EXERCISE TASK: Output the full listing below exactly as it reads, and skip anything that is a picture.

EXTRACTED MATERIAL:
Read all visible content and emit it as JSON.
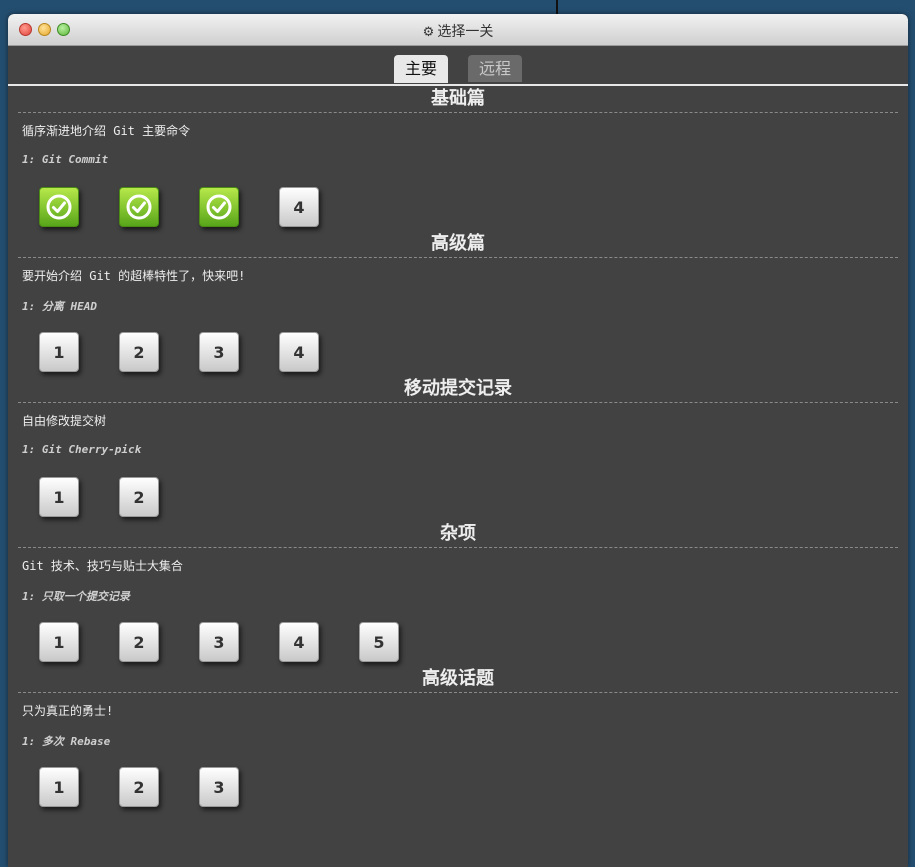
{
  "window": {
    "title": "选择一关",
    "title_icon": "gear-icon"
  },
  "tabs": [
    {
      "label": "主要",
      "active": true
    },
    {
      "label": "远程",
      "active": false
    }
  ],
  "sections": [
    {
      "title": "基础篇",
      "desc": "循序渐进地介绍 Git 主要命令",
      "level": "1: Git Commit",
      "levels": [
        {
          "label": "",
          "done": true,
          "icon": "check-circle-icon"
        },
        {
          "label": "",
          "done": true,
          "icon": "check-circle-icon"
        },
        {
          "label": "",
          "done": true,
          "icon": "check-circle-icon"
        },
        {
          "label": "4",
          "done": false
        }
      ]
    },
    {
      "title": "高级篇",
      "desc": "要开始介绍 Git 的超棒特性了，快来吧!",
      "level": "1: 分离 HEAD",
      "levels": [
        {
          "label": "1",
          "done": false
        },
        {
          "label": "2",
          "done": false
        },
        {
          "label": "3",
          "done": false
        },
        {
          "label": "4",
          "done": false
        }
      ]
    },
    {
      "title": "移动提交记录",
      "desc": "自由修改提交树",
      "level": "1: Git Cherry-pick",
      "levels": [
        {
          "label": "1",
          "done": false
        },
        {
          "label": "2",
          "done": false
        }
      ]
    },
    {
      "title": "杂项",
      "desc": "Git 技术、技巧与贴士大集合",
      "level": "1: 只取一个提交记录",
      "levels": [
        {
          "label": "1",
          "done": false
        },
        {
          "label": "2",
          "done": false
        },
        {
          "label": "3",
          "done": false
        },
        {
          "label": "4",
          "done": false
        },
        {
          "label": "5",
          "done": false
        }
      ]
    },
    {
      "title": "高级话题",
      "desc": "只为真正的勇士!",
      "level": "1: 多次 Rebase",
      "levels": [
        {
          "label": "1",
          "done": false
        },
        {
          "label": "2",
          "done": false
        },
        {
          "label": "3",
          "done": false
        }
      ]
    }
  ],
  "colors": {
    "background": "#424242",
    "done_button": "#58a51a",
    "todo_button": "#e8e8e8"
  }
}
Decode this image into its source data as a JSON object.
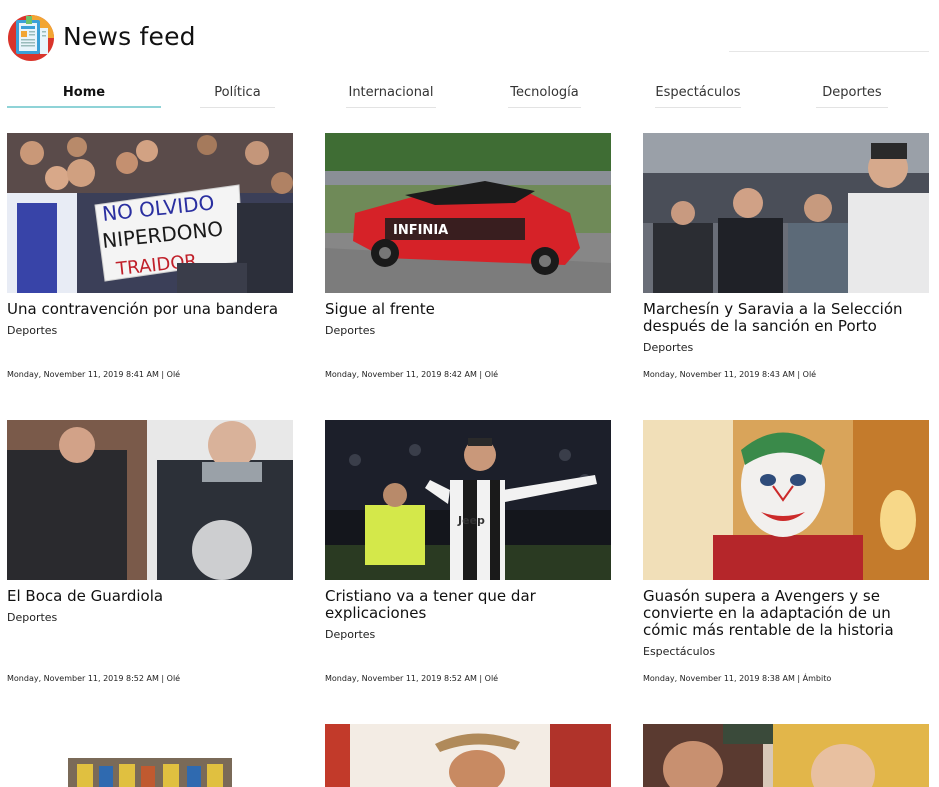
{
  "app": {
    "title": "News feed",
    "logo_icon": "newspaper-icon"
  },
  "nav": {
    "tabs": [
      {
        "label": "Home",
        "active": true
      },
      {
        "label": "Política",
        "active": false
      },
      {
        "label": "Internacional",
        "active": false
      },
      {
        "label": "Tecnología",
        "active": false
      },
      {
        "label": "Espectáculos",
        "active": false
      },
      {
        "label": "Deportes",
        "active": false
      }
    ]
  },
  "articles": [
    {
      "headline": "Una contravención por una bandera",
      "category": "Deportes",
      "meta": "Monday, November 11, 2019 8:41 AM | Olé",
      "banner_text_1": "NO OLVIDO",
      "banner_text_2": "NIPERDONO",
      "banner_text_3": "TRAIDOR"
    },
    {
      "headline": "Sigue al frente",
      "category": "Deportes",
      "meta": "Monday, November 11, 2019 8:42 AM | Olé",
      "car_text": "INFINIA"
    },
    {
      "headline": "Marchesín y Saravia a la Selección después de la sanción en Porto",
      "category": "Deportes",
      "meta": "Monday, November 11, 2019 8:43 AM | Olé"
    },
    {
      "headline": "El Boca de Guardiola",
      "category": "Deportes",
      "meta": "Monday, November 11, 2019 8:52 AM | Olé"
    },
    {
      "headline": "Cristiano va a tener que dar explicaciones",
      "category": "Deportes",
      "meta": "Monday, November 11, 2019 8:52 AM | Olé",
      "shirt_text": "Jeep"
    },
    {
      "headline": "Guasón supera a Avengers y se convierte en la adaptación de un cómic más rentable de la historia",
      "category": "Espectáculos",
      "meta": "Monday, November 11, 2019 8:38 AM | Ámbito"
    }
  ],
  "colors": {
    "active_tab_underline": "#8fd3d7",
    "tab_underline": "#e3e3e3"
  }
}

COMPLETE ANSWER:
Read all visible content and emit it as JSON.
{
  "window": {
    "title": "选择一关",
    "title_icon": "gear-icon"
  },
  "tabs": [
    {
      "label": "主要",
      "active": true
    },
    {
      "label": "远程",
      "active": false
    }
  ],
  "sections": [
    {
      "title": "基础篇",
      "desc": "循序渐进地介绍 Git 主要命令",
      "level": "1: Git Commit",
      "levels": [
        {
          "label": "",
          "done": true,
          "icon": "check-circle-icon"
        },
        {
          "label": "",
          "done": true,
          "icon": "check-circle-icon"
        },
        {
          "label": "",
          "done": true,
          "icon": "check-circle-icon"
        },
        {
          "label": "4",
          "done": false
        }
      ]
    },
    {
      "title": "高级篇",
      "desc": "要开始介绍 Git 的超棒特性了，快来吧!",
      "level": "1: 分离 HEAD",
      "levels": [
        {
          "label": "1",
          "done": false
        },
        {
          "label": "2",
          "done": false
        },
        {
          "label": "3",
          "done": false
        },
        {
          "label": "4",
          "done": false
        }
      ]
    },
    {
      "title": "移动提交记录",
      "desc": "自由修改提交树",
      "level": "1: Git Cherry-pick",
      "levels": [
        {
          "label": "1",
          "done": false
        },
        {
          "label": "2",
          "done": false
        }
      ]
    },
    {
      "title": "杂项",
      "desc": "Git 技术、技巧与贴士大集合",
      "level": "1: 只取一个提交记录",
      "levels": [
        {
          "label": "1",
          "done": false
        },
        {
          "label": "2",
          "done": false
        },
        {
          "label": "3",
          "done": false
        },
        {
          "label": "4",
          "done": false
        },
        {
          "label": "5",
          "done": false
        }
      ]
    },
    {
      "title": "高级话题",
      "desc": "只为真正的勇士!",
      "level": "1: 多次 Rebase",
      "levels": [
        {
          "label": "1",
          "done": false
        },
        {
          "label": "2",
          "done": false
        },
        {
          "label": "3",
          "done": false
        }
      ]
    }
  ],
  "colors": {
    "background": "#424242",
    "done_button": "#58a51a",
    "todo_button": "#e8e8e8"
  }
}
Decode this image into its source data as a JSON object.
{
  "app": {
    "title": "News feed",
    "logo_icon": "newspaper-icon"
  },
  "nav": {
    "tabs": [
      {
        "label": "Home",
        "active": true
      },
      {
        "label": "Política",
        "active": false
      },
      {
        "label": "Internacional",
        "active": false
      },
      {
        "label": "Tecnología",
        "active": false
      },
      {
        "label": "Espectáculos",
        "active": false
      },
      {
        "label": "Deportes",
        "active": false
      }
    ]
  },
  "articles": [
    {
      "headline": "Una contravención por una bandera",
      "category": "Deportes",
      "meta": "Monday, November 11, 2019 8:41 AM | Olé",
      "banner_text_1": "NO OLVIDO",
      "banner_text_2": "NIPERDONO",
      "banner_text_3": "TRAIDOR"
    },
    {
      "headline": "Sigue al frente",
      "category": "Deportes",
      "meta": "Monday, November 11, 2019 8:42 AM | Olé",
      "car_text": "INFINIA"
    },
    {
      "headline": "Marchesín y Saravia a la Selección después de la sanción en Porto",
      "category": "Deportes",
      "meta": "Monday, November 11, 2019 8:43 AM | Olé"
    },
    {
      "headline": "El Boca de Guardiola",
      "category": "Deportes",
      "meta": "Monday, November 11, 2019 8:52 AM | Olé"
    },
    {
      "headline": "Cristiano va a tener que dar explicaciones",
      "category": "Deportes",
      "meta": "Monday, November 11, 2019 8:52 AM | Olé",
      "shirt_text": "Jeep"
    },
    {
      "headline": "Guasón supera a Avengers y se convierte en la adaptación de un cómic más rentable de la historia",
      "category": "Espectáculos",
      "meta": "Monday, November 11, 2019 8:38 AM | Ámbito"
    }
  ],
  "colors": {
    "active_tab_underline": "#8fd3d7",
    "tab_underline": "#e3e3e3"
  }
}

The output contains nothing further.